• Page:
But the way he reads the Bible also affects the way he deals with people with other beliefs. Roger Williams insisted that Quakers be absolutely free to come and live and worship in Rhode Island, for instance, but that doesn't mean he ever met a Quaker he much liked. He didn't like the Quakers for just the reason many conservative Christians get nervous about more experiential Christians today. Quakers substituted their own inner light for the word of God in Scripture. Toward the end of Williams' life, George Fox, the great thinker of the Society of Friends, came to visit Rhode Island, and Roger challenged him to a debate. The Williams version of the story was that Fox got word that Williams was ready to take him on and skipped town before Williams' friends could deliver the invitational letter. But Fox left defenders behind and there was a debate in which the great apostle of religious freedom said of the Quakers: that they mistook themselves for God (because they believed they had inner light) and that they were "without manners, without courtesy," so that as for meeting a Quaker on the streets or Providence you might as well "meet a horse or a cow." Of the whole community of Quakers he wrote what the Massachusetts puritans might have written of him: "under the pretence of liberty of conscience, about these parts, there come to live all the scum and the runaways of the country."
Williams took on fourteen propositions he attributed to the Quakers. He argued steadily and heatedly each one, got the crowd divided between those who cheered him and those who booed him and sat down exhausted. His sister in law said the best that could be said: "This man hath discharged his conscience."
We have tended to use Roger Williams as a type of the tolerant person who gives the theological "live and let live," makes faith a private matter, and refuses to debate with those who disagree. It's just religion after all. For Williams faith was the after all and the before all and the above all. It was so important that you'd argue about it till you turned blue in the face of forced your opponent into apoplectic silence. What you would not do is make laws about it.
For Williams "soul liberty" was not about polity or denominational principles; it was about how you honor the Bible, read it right, read it strong.
Allow me an aside. If we want to think about Williams typologically in the current controversies of our denomination, maybe we don't want to concede too quickly that this is all a matter of polity--that issues, say of sexuality, are not issues about theology but about the autonomy of the local church. I have noticed that Presbyterians and Methodists and Episcopalians are all having pretty much the same battle, and in each case people are insisting that it's not about the Bible, it's about Presbyterian polity or Methodist or Episcopalian.
Roger Williams didn't care nearly as much about polity as he did about the Bible. Odd as it seems, he stayed pretty good friends with John Winthrop and John Cotton even after they kicked him out of Massachusetts because they all agreed on the centrality of the Bible, and what made him nervous about Quakers, though of course they had every right to be wrong, was that they were wrong about the centrality of Scripture.

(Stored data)
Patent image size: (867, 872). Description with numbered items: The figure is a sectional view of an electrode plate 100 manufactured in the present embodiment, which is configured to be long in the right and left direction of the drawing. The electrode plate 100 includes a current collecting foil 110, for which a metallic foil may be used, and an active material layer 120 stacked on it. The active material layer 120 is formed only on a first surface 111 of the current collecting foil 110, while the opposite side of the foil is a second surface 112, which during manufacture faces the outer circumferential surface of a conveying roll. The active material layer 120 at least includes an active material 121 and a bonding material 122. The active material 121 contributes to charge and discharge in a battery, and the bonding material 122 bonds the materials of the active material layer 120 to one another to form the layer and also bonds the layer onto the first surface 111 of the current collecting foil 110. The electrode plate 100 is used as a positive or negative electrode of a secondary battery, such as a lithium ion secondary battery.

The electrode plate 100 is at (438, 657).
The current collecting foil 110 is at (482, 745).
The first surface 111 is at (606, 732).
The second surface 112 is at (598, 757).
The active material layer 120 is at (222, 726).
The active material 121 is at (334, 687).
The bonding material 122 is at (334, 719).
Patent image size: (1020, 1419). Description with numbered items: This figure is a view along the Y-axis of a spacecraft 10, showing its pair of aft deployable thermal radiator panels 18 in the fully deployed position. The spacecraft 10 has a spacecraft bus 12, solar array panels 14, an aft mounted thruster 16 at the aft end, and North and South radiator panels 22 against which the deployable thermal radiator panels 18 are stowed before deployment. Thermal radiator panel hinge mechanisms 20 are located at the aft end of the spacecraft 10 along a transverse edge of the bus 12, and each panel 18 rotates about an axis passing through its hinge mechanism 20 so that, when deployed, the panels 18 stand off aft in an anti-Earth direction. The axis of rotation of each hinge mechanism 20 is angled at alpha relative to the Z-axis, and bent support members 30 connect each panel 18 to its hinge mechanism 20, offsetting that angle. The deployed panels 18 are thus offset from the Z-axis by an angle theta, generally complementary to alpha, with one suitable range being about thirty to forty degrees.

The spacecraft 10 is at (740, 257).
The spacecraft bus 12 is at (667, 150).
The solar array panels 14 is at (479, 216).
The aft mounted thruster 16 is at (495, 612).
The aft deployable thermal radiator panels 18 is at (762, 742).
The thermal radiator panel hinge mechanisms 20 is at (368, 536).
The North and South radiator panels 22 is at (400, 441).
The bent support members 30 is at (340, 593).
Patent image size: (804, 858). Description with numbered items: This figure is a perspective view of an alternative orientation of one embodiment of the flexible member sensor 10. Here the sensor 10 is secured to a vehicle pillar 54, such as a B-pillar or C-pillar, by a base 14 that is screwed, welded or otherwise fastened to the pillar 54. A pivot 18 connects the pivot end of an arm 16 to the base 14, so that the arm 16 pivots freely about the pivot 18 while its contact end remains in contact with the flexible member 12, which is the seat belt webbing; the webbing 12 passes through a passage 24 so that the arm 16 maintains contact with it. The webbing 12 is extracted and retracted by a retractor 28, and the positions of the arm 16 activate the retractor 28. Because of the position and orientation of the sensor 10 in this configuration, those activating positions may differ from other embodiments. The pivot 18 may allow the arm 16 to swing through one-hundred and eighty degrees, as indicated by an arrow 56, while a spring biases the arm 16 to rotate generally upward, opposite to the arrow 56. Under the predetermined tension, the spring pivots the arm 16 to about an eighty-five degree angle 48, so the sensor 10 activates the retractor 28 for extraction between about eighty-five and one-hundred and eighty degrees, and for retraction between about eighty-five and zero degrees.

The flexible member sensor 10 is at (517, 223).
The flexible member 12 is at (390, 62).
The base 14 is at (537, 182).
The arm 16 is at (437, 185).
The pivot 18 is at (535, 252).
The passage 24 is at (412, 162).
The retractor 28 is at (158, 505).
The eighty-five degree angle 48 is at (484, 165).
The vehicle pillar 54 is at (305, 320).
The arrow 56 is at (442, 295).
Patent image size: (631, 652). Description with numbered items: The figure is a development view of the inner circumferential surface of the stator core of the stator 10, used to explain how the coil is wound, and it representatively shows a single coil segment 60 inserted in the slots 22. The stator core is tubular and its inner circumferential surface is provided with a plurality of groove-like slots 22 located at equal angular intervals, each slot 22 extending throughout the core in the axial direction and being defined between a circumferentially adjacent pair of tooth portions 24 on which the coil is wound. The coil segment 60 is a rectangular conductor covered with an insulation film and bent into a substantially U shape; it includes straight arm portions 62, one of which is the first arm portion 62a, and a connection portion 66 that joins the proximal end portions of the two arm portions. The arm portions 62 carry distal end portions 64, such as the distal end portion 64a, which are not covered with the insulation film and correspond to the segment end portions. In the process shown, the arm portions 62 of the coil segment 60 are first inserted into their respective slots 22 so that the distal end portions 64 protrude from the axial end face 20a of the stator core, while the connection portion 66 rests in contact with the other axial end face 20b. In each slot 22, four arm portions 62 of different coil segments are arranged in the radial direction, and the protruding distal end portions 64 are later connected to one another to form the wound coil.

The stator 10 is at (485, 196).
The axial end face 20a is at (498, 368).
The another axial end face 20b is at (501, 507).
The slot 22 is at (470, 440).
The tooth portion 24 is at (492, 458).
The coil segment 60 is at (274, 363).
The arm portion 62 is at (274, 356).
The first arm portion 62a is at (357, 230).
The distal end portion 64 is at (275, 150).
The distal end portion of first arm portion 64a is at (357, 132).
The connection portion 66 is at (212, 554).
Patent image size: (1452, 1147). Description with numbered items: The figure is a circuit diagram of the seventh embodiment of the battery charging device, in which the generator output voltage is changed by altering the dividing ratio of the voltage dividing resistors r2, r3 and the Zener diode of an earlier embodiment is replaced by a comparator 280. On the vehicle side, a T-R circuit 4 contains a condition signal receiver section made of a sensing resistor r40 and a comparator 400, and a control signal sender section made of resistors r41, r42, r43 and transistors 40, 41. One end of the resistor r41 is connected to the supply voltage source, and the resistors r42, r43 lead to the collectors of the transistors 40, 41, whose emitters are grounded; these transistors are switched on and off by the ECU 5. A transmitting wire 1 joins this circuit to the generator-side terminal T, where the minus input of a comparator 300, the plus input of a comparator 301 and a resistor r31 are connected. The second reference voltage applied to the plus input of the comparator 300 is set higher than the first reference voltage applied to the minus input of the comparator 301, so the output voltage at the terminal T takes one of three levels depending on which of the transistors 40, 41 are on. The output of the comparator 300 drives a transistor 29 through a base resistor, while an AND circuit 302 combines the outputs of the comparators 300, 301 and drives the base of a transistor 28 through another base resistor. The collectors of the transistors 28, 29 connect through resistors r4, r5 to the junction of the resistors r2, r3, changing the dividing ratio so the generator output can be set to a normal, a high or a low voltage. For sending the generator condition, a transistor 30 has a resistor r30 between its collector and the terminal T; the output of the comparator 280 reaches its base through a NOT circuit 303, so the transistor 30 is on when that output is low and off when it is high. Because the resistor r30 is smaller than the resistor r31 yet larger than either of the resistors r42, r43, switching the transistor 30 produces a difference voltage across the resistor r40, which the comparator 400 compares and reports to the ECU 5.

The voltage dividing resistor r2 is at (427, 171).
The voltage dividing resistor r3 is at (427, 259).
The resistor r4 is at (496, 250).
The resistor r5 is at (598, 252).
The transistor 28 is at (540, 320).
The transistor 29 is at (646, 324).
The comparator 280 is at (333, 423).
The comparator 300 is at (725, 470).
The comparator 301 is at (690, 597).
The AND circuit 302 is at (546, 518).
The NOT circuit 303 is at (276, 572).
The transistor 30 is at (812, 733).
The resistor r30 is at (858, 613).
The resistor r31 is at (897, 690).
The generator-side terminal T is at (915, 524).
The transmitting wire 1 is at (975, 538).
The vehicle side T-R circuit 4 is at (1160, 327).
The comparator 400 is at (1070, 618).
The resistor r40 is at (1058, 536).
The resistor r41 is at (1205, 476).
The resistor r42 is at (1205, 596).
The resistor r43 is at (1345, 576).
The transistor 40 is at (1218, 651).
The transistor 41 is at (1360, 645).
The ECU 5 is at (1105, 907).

• Directives:
- A) Convert the records, from the start of the records through the line that contains "The electrode plate 100 is at (438, 657).", into a two-column CSV with the columns "request" and "answer", one row per request. Put each request's text and its answer in one quoted field each, with line breaks turned into spaces.
- B) Carry on the text about Roger Williams from the point where it stops.

• Answers per task:
- A)
request,answer
"Patent image size: (867, 872). Description with numbered items: The figure is a sectional view of an electrode plate 100 manufactured in the present embodiment, which is configured to be long in the right and left direction of the drawing. The electrode plate 100 includes a current collecting foil 110, for which a metallic foil may be used, and an active material layer 120 stacked on it. The active material layer 120 is formed only on a first surface 111 of the current collecting foil 110, while the opposite side of the foil is a second surface 112, which during manufacture faces the outer circumferential surface of a conveying roll. The active material layer 120 at least includes an active material 121 and a bonding material 122. The active material 121 contributes to charge and discharge in a battery, and the bonding material 122 bonds the materials of the active material layer 120 to one another to form the layer and also bonds the layer onto the first surface 111 of the current collecting foil 110. The electrode plate 100 is used as a positive or negative electrode of a secondary battery, such as a lithium ion secondary battery.","The electrode plate 100 is at (438, 657)."

- B)
I'm getting old and we've been at this a long time, so let me humbly wonder whether we should confess to the fact that what divides our denomination and many denominations isn't so much how we understand polity as how we understand the Bible. Then let's argue it out; clearly, charitably, but honestly. It may well be that those who oppose welcoming and affirming churches have our polity wrong, and that's an important question. I think they've got God wrong, and that's a crucial question.
III.
But then alas, and briefly, Roger Williams stops preaching and starts meddling. While fulminating against the Quakers on their doctrine of inspiration, amazingly he ends up largely agreeing with them on their doctrine of ministry.
Sort of, anyway.
He believed strongly that the true leaders of the churches had their leadership by apostolic succession, but he thought the last true apostles had died out with the first generation, and that we were still waiting for Christ to return and establish true ministry.
In the meantime of course the individual churches (the only kind of church he knew about) needed leaders; he felt better being called a teacher than a minister.
But he had two complaints about most ministers, too.
For one thing they thought a University degree helped their ministry. Now Williams thought University degrees were just fine; he had one from Cambridge, but he didn't think they much helped ministry. The typological Roger Williams visits us with his thoughts about University Divinity Schools, biting the very hand that feeds me. "I heartily acknowledge," he writes, "that among all the outwards gifts of God, human learning and the knowledge of languages and good arts are excellent
…yet notwithstanding when it comes to the order of ministry, upon a due survey of their institutions and continual practices compared with the last will and testament of Christ Jesus, they will be found to be none of Christ's."
And not against theological schools alone did he vent his wrath, but against all those who got paid for their ministry: "I am bold to maintain that it is one of the grand designs of the most high to break down the hireling ministry, that trade, faculty, calling and living by preaching."
It all fits in a way, church is not the visible establishment protected by magistrates, buttressed by learning and degrees, managed by those who are paid for their faithfulness. Church is the invisible community of those who are bound to Christ by faith, secure only in him, confident only in him, resting on his promises alone.
Look, I'm not going to resign my job because I've been reading Roger Williams, and neither are you. But typologically, wandering in from a world where he had to wander, not only because he was a seeker, but because what he most needed the world could not give, wandering through typologically, he makes us think about ourselves.
Two final words. In 1635, before his brief sojourn as a Baptist, Roger Williams was banished from Massachusetts and Connecticut. He got to pass back through both colonies on his occasional trips to England and on his return, without hindrance, but they could never again be home. In 1935, on the 300th anniversary of his banishment, the Massachusetts Legislature lifted the ban.
Six months after the original ban, when his friend and opponent John Winthrop, who had banished Williams but continued to love him, wrote another of those exasperated letters asking why he didn't just recant and come home, Winthrop asked: "From what spirit, and to what end to you drive?"
And Williams simply wrote: "I ask the way to lost Zion."
Don't we all?
________________
On Williams' brief sojourn as a Baptist on his way to being a "Seeker", see Perry Miller, pp. 156.
Perry Miller, Roger Williams: His Contribution to the American Tradition (Indianapolis and New York: Bobbs-Merrill, 1953).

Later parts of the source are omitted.